### What you need to do
Please retype the data in full and exactly; the pictures are not part of the copy.

### Stored data entries
*****

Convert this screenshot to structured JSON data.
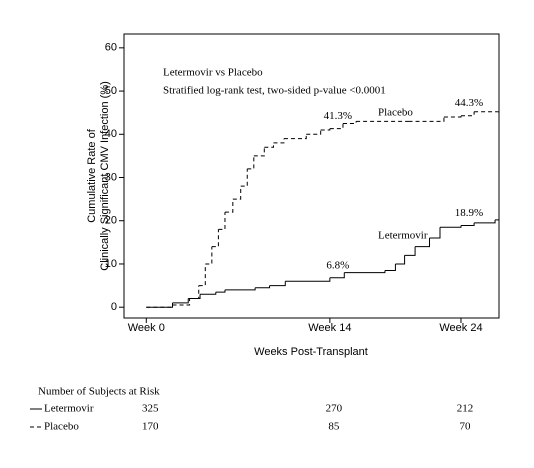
{
  "chart_data": {
    "type": "step",
    "notes": [
      "Letermovir vs Placebo",
      "Stratified log-rank test, two-sided p-value <0.0001"
    ],
    "y_label": [
      "Cumulative Rate of",
      "Clinically Significant CMV Infection (%)"
    ],
    "x_label": "Weeks Post-Transplant",
    "xlim": [
      -1.7,
      26.9
    ],
    "ylim": [
      -2.5,
      63.2
    ],
    "xticks": [
      {
        "value": 0,
        "label": "Week 0"
      },
      {
        "value": 14,
        "label": "Week 14"
      },
      {
        "value": 24,
        "label": "Week 24"
      }
    ],
    "yticks": [
      0,
      10,
      20,
      30,
      40,
      50,
      60
    ],
    "series": [
      {
        "name": "Letermovir",
        "color": "#000000",
        "dashed": false,
        "x": [
          0,
          2,
          3.2,
          4.1,
          5.3,
          6,
          8.3,
          9.4,
          10.6,
          14,
          15.1,
          18.2,
          19,
          19.7,
          20.5,
          21.6,
          22.4,
          24,
          25,
          26.6
        ],
        "values": [
          0,
          1,
          2,
          3,
          3.5,
          4,
          4.5,
          5,
          6,
          6.8,
          8,
          8.5,
          10,
          12,
          14,
          16,
          18.5,
          18.9,
          19.5,
          20.2
        ]
      },
      {
        "name": "Placebo",
        "color": "#000000",
        "dashed": true,
        "x": [
          0,
          2,
          3.3,
          4,
          4.5,
          5,
          5.5,
          6,
          6.6,
          7.2,
          7.7,
          8.2,
          9,
          9.7,
          10.5,
          12.2,
          13.3,
          14,
          15,
          16,
          20,
          22.7,
          24,
          25,
          26.8
        ],
        "values": [
          0,
          0.5,
          2,
          5,
          10,
          14,
          18,
          22,
          25,
          28,
          32,
          35,
          37,
          38,
          39,
          40,
          41,
          41.3,
          42.5,
          43,
          43,
          44,
          44.3,
          45.2,
          45.2
        ]
      }
    ],
    "annotations": [
      {
        "text": "41.3%",
        "x": 14,
        "y": 41.3
      },
      {
        "text": "44.3%",
        "x": 24,
        "y": 44.3
      },
      {
        "text": "6.8%",
        "x": 14,
        "y": 6.8
      },
      {
        "text": "18.9%",
        "x": 24,
        "y": 18.9
      }
    ],
    "risk_table": {
      "title": "Number of Subjects at Risk",
      "rows": [
        {
          "name": "Letermovir",
          "values": [
            "325",
            "270",
            "212"
          ]
        },
        {
          "name": "Placebo",
          "values": [
            "170",
            "85",
            "70"
          ]
        }
      ]
    }
  }
}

*****

### Output of the task
Convert this screenshot to structured JSON data.
{
  "chart_data": {
    "type": "step",
    "notes": [
      "Letermovir vs Placebo",
      "Stratified log-rank test, two-sided p-value <0.0001"
    ],
    "y_label": [
      "Cumulative Rate of",
      "Clinically Significant CMV Infection (%)"
    ],
    "x_label": "Weeks Post-Transplant",
    "xlim": [
      -1.7,
      26.9
    ],
    "ylim": [
      -2.5,
      63.2
    ],
    "xticks": [
      {
        "value": 0,
        "label": "Week 0"
      },
      {
        "value": 14,
        "label": "Week 14"
      },
      {
        "value": 24,
        "label": "Week 24"
      }
    ],
    "yticks": [
      0,
      10,
      20,
      30,
      40,
      50,
      60
    ],
    "series": [
      {
        "name": "Letermovir",
        "color": "#000000",
        "dashed": false,
        "x": [
          0,
          2,
          3.2,
          4.1,
          5.3,
          6,
          8.3,
          9.4,
          10.6,
          14,
          15.1,
          18.2,
          19,
          19.7,
          20.5,
          21.6,
          22.4,
          24,
          25,
          26.6
        ],
        "values": [
          0,
          1,
          2,
          3,
          3.5,
          4,
          4.5,
          5,
          6,
          6.8,
          8,
          8.5,
          10,
          12,
          14,
          16,
          18.5,
          18.9,
          19.5,
          20.2
        ]
      },
      {
        "name": "Placebo",
        "color": "#000000",
        "dashed": true,
        "x": [
          0,
          2,
          3.3,
          4,
          4.5,
          5,
          5.5,
          6,
          6.6,
          7.2,
          7.7,
          8.2,
          9,
          9.7,
          10.5,
          12.2,
          13.3,
          14,
          15,
          16,
          20,
          22.7,
          24,
          25,
          26.8
        ],
        "values": [
          0,
          0.5,
          2,
          5,
          10,
          14,
          18,
          22,
          25,
          28,
          32,
          35,
          37,
          38,
          39,
          40,
          41,
          41.3,
          42.5,
          43,
          43,
          44,
          44.3,
          45.2,
          45.2
        ]
      }
    ],
    "annotations": [
      {
        "text": "41.3%",
        "x": 14,
        "y": 41.3
      },
      {
        "text": "44.3%",
        "x": 24,
        "y": 44.3
      },
      {
        "text": "6.8%",
        "x": 14,
        "y": 6.8
      },
      {
        "text": "18.9%",
        "x": 24,
        "y": 18.9
      }
    ],
    "risk_table": {
      "title": "Number of Subjects at Risk",
      "rows": [
        {
          "name": "Letermovir",
          "values": [
            "325",
            "270",
            "212"
          ]
        },
        {
          "name": "Placebo",
          "values": [
            "170",
            "85",
            "70"
          ]
        }
      ]
    }
  }
}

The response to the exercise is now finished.